EXERCISE BRIEF
Pull every line with the word "Microgrids" out of the entries below.

SUPPLIED RECORDS
======

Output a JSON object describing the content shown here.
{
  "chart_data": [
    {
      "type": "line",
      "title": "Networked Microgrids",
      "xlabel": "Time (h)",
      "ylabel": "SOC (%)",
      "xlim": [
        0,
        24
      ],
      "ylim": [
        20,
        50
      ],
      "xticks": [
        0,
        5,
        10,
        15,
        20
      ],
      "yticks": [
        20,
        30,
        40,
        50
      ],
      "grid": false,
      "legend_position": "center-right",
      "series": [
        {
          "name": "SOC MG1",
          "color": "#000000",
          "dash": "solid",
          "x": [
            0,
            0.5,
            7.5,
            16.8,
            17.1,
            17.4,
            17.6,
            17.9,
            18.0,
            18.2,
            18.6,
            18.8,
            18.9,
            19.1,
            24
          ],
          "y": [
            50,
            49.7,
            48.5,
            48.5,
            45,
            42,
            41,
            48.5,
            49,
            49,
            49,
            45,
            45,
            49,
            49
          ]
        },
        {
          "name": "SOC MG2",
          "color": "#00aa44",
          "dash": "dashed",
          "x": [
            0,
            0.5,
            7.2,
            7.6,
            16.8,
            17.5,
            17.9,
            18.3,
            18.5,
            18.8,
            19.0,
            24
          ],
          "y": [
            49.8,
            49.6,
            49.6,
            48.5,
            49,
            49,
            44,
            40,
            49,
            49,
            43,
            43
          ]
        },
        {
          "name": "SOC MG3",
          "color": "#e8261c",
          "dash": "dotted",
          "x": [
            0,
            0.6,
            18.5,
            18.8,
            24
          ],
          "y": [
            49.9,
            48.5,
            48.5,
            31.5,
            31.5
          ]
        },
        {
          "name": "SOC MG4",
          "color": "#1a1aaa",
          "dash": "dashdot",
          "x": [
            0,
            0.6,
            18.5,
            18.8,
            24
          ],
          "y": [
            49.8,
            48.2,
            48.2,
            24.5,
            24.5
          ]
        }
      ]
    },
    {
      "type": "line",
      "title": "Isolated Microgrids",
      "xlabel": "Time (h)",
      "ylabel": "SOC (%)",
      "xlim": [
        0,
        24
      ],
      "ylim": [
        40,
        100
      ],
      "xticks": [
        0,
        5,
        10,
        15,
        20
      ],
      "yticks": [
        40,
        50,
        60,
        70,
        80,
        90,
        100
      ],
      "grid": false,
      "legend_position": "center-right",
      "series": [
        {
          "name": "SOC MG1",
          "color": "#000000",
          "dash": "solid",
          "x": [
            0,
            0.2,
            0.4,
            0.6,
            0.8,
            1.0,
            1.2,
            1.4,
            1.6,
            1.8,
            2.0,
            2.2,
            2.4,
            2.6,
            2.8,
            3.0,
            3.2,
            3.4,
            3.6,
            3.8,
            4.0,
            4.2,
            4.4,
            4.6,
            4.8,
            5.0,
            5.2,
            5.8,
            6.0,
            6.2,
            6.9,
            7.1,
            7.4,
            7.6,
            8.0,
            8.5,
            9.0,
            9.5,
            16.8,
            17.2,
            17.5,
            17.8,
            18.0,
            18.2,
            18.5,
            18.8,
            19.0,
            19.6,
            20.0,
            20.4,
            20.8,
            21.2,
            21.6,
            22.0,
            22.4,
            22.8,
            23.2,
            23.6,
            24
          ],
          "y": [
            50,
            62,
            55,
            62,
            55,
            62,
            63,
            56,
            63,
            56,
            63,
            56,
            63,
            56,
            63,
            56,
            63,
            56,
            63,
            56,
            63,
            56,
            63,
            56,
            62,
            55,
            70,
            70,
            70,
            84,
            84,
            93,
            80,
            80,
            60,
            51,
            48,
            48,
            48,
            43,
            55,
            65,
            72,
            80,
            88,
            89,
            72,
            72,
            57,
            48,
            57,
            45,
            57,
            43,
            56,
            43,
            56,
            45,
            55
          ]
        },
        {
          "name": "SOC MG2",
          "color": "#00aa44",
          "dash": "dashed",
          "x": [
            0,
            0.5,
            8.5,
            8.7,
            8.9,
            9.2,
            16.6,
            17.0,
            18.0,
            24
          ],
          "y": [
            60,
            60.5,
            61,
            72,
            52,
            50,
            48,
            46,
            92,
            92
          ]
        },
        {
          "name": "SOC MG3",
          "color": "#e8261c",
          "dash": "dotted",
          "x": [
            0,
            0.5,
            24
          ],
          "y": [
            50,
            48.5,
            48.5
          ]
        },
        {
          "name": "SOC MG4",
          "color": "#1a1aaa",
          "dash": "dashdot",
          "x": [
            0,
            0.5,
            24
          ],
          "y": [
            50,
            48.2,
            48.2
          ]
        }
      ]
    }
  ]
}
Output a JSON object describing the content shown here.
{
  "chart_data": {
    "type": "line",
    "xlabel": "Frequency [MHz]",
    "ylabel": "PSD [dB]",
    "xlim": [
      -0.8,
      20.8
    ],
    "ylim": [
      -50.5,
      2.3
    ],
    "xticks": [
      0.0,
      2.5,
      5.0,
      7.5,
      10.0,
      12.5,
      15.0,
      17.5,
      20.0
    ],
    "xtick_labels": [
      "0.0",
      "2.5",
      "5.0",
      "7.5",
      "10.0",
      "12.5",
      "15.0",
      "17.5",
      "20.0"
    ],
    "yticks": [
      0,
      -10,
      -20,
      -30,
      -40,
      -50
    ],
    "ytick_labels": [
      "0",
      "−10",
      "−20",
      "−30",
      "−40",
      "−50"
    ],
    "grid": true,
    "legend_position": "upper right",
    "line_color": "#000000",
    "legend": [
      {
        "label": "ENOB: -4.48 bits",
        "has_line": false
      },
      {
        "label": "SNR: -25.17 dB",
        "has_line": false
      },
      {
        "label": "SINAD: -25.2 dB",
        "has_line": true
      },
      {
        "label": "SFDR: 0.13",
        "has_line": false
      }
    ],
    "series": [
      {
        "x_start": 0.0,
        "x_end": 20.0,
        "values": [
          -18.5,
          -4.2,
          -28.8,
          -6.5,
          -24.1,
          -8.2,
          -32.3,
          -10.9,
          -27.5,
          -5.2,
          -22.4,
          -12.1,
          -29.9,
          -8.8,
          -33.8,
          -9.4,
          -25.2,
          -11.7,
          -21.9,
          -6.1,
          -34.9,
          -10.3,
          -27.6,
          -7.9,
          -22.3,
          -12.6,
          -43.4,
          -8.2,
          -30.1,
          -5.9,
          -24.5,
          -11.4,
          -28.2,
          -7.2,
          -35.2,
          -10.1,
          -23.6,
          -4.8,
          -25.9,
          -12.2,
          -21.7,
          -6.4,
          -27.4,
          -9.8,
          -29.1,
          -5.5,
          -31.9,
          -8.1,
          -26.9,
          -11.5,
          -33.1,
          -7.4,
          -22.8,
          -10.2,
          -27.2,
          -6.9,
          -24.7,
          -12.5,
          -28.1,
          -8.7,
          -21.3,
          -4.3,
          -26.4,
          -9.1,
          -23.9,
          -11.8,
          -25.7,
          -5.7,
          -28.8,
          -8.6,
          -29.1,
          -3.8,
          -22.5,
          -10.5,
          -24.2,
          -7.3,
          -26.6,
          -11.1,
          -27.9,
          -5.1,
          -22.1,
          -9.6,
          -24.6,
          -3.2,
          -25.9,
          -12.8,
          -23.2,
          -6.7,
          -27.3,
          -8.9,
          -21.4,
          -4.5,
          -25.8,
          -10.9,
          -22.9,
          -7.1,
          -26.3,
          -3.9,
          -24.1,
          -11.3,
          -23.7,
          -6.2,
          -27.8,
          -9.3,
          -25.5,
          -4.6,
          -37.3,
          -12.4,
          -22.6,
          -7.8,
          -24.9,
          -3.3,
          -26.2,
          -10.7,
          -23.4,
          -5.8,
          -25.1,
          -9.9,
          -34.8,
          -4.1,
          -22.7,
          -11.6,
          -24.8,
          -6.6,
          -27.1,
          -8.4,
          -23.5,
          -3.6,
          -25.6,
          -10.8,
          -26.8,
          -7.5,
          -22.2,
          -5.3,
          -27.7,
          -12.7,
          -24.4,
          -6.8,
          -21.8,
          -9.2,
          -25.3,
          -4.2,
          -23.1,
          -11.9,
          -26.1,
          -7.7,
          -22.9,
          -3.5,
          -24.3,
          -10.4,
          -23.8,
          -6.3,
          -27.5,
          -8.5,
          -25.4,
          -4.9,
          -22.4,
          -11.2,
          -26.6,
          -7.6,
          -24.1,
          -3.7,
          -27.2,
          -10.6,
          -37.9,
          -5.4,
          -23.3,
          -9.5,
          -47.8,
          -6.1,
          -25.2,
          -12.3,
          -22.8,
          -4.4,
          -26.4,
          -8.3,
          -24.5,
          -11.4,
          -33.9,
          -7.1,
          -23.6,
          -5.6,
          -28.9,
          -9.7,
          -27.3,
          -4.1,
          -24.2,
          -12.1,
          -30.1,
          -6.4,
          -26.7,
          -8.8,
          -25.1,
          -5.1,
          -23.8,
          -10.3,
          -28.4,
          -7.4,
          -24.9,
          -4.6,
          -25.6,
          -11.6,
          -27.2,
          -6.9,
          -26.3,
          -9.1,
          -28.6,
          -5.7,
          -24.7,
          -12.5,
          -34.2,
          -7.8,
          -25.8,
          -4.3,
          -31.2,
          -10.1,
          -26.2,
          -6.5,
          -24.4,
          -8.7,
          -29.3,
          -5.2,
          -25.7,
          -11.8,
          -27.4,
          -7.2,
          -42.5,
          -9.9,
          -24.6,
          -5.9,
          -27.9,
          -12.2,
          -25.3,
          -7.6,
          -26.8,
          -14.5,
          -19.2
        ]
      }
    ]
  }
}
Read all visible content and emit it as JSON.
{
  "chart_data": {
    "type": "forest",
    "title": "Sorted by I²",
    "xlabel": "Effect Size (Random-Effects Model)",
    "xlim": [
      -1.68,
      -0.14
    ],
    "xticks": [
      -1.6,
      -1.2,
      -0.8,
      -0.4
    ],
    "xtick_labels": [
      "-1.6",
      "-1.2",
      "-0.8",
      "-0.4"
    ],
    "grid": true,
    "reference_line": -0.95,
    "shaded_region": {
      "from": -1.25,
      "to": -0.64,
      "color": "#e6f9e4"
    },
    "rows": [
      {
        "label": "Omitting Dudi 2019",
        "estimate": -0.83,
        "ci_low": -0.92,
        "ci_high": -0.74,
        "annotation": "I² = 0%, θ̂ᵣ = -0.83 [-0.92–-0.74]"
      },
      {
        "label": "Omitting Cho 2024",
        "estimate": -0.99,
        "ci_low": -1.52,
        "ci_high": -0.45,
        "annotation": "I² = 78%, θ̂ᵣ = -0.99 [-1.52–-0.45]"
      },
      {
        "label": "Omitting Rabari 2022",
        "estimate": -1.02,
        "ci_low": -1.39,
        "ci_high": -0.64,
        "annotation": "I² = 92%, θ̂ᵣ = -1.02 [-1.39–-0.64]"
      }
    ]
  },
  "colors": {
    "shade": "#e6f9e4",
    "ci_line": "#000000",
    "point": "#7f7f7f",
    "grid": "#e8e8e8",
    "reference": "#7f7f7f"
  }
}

======

TASK OUTPUT
      "title": "Networked Microgrids",
      "title": "Isolated Microgrids",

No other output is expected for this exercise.